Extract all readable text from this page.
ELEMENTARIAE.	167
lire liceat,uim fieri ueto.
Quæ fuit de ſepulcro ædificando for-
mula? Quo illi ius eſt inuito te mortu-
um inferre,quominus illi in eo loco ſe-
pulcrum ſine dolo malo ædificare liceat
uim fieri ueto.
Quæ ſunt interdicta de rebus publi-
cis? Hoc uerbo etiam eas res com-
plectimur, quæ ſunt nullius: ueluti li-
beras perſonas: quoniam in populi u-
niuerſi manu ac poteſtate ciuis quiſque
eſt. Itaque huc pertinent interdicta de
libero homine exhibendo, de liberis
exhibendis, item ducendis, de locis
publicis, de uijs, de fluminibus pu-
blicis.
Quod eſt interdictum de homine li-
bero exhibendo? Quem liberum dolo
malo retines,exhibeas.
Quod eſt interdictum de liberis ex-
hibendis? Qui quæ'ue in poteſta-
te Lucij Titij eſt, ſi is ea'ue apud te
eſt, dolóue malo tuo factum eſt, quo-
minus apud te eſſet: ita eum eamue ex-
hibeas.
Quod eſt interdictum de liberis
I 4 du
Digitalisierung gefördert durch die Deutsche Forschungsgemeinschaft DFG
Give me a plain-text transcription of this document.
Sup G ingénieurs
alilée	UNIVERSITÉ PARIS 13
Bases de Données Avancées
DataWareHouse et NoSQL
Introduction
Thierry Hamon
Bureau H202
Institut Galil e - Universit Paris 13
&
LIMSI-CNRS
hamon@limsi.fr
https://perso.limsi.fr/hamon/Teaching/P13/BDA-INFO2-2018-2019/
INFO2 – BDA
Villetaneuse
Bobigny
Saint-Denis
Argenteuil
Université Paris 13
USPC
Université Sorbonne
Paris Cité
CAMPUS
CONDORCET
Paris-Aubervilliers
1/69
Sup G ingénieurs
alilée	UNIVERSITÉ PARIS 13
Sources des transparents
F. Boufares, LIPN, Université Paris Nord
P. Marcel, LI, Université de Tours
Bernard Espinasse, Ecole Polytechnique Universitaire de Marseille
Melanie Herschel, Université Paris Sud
━━━━
Task requirements: Copy exactly, and only, the lines from the one containing "Give me a plain-text" through the last line of the listing.

Finished task:
Give me a plain-text transcription of this document.
Sup G ingénieurs
alilée	UNIVERSITÉ PARIS 13
Bases de Données Avancées
DataWareHouse et NoSQL
Introduction
Thierry Hamon
Bureau H202
Institut Galil e - Universit Paris 13
&
LIMSI-CNRS
hamon@limsi.fr
https://perso.limsi.fr/hamon/Teaching/P13/BDA-INFO2-2018-2019/
INFO2 – BDA
Villetaneuse
Bobigny
Saint-Denis
Argenteuil
Université Paris 13
USPC
Université Sorbonne
Paris Cité
CAMPUS
CONDORCET
Paris-Aubervilliers
1/69
Sup G ingénieurs
alilée	UNIVERSITÉ PARIS 13
Sources des transparents
F. Boufares, LIPN, Université Paris Nord
P. Marcel, LI, Université de Tours
Bernard Espinasse, Ecole Polytechnique Universitaire de Marseille
Melanie Herschel, Université Paris Sud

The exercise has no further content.